Extract:

--

Analyzing data from a workspace bucket in a notebook

Allie Hajian

The virtual machine running a Jupyter Notebook has its own storage, which is distinct from the workspace bucket. To analyze data in your workspace bucket in a notebook, you need to import the data to the cloud environment persistent disk.

This article walks you through how to copy data from the workspace bucket to your Cloud Environment's persistent disk for a notebook analysis.

Step 1. Set environment variables in a Jupyter Notebook

Setting the environment variables lets the notebook grab variables such as the workspace name and Google bucket directly. This makes cleaner and more flexible notebooks that don't require you to hardcode these variables in. Use the syntax below, exactly as it's written.

Python kernel

import os

BILLING_PROJECT_ID = os.environ['WORKSPACE_NAMESPACE']
WORKSPACE = os.environ['WORKSPACE_NAME']
bucket = os.environ['WORKSPACE_BUCKET']

R kernel

project <- Sys.getenv('WORKSPACE_NAMESPACE')
workspace <- Sys.getenv('WORKSPACE_NAME')
bucket <- Sys.getenv('WORKSPACE_BUCKET')

--

What the exercise asks:
Reproduce the article above on analyzing workspace bucket data in a notebook, word for word and in full.

(Records of labeled boxes)
--

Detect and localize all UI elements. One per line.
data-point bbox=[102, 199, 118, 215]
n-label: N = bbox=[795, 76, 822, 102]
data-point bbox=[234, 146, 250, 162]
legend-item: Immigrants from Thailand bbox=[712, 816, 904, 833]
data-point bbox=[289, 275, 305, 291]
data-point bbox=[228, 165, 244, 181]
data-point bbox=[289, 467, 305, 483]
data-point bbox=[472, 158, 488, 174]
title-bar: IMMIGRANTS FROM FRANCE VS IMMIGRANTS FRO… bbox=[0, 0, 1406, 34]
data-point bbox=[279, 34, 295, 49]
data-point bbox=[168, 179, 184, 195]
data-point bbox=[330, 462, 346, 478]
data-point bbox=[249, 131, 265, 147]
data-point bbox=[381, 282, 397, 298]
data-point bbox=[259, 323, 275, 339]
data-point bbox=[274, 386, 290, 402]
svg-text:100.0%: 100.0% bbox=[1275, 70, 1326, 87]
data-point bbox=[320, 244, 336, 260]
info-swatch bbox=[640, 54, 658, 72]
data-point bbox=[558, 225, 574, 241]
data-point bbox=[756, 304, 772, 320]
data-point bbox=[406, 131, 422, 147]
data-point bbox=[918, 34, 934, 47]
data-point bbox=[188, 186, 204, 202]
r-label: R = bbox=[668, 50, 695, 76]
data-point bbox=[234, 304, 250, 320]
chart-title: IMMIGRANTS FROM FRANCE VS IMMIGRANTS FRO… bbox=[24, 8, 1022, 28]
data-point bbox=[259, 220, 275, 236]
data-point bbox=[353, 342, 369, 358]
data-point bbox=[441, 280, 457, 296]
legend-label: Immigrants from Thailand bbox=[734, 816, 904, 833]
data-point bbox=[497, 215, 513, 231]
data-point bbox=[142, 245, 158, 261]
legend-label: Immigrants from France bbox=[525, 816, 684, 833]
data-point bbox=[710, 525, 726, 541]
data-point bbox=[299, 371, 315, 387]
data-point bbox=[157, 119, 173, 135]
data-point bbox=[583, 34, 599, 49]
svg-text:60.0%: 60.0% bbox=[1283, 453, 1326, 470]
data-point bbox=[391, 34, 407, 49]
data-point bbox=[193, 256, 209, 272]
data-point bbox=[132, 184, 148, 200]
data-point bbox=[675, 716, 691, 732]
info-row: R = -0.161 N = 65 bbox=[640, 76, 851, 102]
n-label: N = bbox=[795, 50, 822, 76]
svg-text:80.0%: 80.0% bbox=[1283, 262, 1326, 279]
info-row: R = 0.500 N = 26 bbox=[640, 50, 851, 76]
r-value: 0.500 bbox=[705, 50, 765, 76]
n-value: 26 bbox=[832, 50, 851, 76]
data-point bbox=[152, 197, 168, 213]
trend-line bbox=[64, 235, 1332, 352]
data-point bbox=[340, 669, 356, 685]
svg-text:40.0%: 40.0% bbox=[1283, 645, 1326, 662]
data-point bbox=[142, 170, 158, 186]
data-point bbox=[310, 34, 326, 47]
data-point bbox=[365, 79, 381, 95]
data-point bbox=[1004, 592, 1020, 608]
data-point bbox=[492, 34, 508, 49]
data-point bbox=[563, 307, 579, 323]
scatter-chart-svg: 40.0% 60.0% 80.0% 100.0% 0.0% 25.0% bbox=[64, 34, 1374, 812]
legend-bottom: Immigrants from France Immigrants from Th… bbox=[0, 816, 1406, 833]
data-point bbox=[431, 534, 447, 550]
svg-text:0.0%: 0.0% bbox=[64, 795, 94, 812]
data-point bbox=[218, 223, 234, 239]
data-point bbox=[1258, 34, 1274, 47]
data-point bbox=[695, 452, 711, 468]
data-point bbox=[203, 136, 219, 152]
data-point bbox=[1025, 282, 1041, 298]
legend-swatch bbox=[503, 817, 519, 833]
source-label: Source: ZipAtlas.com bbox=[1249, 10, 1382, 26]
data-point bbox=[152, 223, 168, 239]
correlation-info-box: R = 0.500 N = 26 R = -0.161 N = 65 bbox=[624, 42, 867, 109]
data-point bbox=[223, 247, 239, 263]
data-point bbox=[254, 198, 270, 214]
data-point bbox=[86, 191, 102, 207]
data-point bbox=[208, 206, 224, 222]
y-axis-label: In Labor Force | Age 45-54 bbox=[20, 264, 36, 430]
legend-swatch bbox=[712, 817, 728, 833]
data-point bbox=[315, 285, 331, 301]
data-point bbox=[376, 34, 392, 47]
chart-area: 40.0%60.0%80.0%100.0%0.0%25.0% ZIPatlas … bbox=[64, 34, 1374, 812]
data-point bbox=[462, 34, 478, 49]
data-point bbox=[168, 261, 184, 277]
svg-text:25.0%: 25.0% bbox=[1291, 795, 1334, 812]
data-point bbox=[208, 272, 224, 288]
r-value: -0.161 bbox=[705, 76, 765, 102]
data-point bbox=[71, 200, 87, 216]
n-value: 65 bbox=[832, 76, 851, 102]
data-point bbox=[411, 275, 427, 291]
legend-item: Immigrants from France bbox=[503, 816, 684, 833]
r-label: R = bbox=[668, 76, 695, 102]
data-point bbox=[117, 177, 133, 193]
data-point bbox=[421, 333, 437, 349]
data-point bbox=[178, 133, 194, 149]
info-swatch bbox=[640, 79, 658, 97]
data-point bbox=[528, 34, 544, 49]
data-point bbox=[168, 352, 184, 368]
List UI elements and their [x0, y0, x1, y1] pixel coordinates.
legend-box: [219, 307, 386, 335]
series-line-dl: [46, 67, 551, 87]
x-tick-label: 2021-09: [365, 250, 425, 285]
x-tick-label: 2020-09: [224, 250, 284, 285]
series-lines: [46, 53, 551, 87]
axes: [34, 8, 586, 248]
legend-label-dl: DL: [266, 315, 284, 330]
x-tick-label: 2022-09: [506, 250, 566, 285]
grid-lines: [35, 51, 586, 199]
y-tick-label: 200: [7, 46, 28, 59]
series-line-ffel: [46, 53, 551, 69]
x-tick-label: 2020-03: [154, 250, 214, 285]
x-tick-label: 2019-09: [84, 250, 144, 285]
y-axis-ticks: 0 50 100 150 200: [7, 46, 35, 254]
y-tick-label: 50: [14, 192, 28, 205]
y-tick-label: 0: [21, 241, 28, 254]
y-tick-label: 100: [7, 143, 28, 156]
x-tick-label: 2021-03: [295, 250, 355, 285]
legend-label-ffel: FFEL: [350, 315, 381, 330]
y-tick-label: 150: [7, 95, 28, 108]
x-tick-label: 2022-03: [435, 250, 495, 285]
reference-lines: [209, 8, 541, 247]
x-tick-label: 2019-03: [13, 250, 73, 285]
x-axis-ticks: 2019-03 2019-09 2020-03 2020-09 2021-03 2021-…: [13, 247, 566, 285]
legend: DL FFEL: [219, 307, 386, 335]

--

Exercise result:
Analyzing data from a workspace bucket in a notebook

Allie Hajian

The virtual machine running a Jupyter Notebook has its own storage, which is distinct from the workspace bucket. To analyze data in your workspace bucket in a notebook, you need to import the data to the cloud environment persistent disk.

This article walks you through how to copy data from the workspace bucket to your Cloud Environment's persistent disk for a notebook analysis.

Step 1. Set environment variables in a Jupyter Notebook

Setting the environment variables lets the notebook grab variables such as the workspace name and Google bucket directly. This makes cleaner and more flexible notebooks that don't require you to hardcode these variables in. Use the syntax below, exactly as it's written.

Python kernel

import os

BILLING_PROJECT_ID = os.environ['WORKSPACE_NAMESPACE']
WORKSPACE = os.environ['WORKSPACE_NAME']
bucket = os.environ['WORKSPACE_BUCKET']

R kernel

project <- Sys.getenv('WORKSPACE_NAMESPACE')
workspace <- Sys.getenv('WORKSPACE_NAME')
bucket <- Sys.getenv('WORKSPACE_BUCKET')